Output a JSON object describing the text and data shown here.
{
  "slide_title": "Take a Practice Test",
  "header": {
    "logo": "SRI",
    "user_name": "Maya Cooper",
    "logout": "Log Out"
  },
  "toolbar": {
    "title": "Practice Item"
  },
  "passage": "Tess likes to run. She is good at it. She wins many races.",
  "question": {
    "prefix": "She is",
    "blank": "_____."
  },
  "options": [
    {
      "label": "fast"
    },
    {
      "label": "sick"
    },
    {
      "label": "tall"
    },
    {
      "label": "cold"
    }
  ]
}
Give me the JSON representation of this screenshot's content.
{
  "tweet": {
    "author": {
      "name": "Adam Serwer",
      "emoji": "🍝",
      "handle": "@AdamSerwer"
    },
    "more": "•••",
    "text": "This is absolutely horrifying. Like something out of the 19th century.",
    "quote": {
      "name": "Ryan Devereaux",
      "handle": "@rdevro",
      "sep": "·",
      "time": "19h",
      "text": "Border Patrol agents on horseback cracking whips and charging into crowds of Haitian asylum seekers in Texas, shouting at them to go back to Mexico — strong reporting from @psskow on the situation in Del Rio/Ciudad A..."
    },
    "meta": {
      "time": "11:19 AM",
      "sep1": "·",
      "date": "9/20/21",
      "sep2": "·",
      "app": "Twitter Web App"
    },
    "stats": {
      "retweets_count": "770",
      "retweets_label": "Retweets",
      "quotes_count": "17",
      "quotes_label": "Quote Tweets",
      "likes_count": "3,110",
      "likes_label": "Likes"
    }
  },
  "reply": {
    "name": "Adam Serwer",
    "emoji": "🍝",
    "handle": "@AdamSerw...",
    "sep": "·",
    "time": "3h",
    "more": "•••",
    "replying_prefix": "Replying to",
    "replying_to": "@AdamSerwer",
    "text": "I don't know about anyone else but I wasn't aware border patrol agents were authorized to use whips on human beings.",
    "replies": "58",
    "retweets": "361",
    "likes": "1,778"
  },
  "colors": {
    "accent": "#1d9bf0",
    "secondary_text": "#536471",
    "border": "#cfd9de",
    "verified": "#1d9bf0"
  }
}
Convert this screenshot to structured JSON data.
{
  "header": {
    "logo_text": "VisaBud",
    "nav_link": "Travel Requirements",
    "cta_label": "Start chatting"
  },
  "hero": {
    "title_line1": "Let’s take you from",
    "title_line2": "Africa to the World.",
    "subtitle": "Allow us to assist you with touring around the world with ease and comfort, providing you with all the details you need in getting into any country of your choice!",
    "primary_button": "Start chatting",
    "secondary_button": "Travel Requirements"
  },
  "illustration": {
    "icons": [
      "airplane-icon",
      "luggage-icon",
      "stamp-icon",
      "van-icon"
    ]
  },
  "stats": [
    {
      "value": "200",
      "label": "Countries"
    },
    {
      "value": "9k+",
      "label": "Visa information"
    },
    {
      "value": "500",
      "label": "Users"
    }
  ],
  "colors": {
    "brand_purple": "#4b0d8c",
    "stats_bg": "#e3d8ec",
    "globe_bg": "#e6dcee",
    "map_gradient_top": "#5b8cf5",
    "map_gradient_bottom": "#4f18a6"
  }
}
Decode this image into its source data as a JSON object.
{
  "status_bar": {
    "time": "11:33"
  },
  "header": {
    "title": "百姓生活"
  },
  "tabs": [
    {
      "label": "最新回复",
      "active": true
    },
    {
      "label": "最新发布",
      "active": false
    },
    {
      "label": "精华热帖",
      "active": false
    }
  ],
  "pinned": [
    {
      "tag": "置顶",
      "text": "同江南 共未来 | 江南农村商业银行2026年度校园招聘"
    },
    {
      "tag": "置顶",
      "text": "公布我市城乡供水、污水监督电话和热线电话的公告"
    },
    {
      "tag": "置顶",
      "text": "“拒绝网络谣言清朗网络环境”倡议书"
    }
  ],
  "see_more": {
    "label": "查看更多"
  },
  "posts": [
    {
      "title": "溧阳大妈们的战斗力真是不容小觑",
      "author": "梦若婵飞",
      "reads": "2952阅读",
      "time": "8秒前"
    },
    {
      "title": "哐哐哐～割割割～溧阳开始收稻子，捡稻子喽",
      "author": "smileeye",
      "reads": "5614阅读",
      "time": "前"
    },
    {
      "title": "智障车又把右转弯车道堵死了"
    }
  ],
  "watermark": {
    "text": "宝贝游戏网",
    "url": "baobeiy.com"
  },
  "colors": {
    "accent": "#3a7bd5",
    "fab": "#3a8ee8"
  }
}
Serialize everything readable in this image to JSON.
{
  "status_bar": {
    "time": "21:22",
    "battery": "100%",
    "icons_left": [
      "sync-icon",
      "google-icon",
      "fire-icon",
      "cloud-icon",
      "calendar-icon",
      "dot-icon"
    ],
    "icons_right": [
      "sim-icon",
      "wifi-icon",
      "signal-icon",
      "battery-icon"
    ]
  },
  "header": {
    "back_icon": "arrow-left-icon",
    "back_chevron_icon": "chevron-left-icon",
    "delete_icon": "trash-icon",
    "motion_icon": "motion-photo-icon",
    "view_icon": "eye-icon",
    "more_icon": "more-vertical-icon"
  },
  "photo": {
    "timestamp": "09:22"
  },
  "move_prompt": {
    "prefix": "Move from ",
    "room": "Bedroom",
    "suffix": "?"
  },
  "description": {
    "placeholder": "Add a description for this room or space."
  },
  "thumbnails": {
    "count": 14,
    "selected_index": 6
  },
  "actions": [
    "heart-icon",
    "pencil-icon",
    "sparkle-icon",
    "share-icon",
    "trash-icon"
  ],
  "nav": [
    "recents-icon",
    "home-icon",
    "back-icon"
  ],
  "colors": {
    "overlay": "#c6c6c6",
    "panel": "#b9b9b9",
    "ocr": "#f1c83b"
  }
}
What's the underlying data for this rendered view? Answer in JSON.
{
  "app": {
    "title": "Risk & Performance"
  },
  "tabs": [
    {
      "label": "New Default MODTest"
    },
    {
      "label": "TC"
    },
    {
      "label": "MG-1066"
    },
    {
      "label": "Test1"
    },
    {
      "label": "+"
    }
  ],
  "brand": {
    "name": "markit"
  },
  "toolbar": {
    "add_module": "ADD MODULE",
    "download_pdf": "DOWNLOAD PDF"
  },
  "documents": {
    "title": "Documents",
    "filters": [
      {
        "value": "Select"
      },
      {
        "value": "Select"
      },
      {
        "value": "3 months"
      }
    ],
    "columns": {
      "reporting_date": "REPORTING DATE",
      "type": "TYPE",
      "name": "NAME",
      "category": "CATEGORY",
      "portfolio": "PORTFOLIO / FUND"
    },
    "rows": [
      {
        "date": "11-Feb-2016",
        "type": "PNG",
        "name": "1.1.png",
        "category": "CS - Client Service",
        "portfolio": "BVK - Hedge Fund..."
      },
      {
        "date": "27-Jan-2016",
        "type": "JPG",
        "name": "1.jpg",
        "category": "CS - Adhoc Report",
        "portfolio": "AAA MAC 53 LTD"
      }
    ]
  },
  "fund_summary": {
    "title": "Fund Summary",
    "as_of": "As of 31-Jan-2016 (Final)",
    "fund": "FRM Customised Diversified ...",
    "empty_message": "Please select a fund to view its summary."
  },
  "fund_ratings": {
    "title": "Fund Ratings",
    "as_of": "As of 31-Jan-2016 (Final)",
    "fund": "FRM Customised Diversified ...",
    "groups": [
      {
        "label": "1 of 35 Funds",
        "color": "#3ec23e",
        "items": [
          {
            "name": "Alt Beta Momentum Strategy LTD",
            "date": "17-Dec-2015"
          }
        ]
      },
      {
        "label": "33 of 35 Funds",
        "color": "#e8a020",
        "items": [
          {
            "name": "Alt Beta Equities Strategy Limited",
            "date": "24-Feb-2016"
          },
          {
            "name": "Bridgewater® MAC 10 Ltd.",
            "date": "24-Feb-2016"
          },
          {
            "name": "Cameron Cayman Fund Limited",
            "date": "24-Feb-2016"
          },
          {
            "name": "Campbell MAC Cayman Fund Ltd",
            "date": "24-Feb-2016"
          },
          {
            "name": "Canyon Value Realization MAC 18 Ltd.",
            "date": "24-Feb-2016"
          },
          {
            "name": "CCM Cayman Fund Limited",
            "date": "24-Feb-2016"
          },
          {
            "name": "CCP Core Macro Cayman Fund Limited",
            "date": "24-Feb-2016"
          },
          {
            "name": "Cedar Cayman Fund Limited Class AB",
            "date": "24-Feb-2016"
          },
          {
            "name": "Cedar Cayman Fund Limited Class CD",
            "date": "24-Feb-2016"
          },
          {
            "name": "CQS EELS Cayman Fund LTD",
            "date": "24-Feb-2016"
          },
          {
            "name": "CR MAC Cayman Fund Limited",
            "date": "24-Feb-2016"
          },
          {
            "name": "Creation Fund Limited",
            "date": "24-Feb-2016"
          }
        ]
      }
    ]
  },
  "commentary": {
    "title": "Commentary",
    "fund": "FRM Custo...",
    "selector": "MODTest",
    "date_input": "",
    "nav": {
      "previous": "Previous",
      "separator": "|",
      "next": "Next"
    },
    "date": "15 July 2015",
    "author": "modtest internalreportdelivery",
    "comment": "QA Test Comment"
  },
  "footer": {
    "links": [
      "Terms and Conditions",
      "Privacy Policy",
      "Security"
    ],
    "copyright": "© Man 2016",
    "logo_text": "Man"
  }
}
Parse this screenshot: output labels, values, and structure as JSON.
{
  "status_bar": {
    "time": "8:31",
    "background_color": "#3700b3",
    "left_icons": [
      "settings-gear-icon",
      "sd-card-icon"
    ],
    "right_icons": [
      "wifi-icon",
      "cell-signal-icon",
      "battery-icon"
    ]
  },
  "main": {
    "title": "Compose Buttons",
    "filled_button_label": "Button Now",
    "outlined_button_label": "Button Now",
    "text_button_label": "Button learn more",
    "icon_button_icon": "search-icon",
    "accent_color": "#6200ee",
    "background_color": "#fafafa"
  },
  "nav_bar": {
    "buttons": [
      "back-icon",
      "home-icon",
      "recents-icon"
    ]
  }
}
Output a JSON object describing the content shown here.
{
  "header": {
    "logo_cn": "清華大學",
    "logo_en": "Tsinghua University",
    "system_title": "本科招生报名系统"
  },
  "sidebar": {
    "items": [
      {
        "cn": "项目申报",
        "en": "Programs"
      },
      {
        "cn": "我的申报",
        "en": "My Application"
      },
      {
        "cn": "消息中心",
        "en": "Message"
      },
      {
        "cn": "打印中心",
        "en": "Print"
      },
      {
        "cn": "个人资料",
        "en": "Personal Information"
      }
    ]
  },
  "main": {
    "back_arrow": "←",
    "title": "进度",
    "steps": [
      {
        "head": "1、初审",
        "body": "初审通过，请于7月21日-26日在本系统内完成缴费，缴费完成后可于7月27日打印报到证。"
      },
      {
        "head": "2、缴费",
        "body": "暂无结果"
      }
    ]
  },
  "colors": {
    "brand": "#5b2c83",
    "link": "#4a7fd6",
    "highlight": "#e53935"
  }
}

> Objective:
Every line from the one holding "Output a JSON object describing the content" through the final line of the listing must be echoed exactly; leave out all other lines.

> Worked answer:
Output a JSON object describing the content shown here.
{
  "header": {
    "logo_cn": "清華大學",
    "logo_en": "Tsinghua University",
    "system_title": "本科招生报名系统"
  },
  "sidebar": {
    "items": [
      {
        "cn": "项目申报",
        "en": "Programs"
      },
      {
        "cn": "我的申报",
        "en": "My Application"
      },
      {
        "cn": "消息中心",
        "en": "Message"
      },
      {
        "cn": "打印中心",
        "en": "Print"
      },
      {
        "cn": "个人资料",
        "en": "Personal Information"
      }
    ]
  },
  "main": {
    "back_arrow": "←",
    "title": "进度",
    "steps": [
      {
        "head": "1、初审",
        "body": "初审通过，请于7月21日-26日在本系统内完成缴费，缴费完成后可于7月27日打印报到证。"
      },
      {
        "head": "2、缴费",
        "body": "暂无结果"
      }
    ]
  },
  "colors": {
    "brand": "#5b2c83",
    "link": "#4a7fd6",
    "highlight": "#e53935"
  }
}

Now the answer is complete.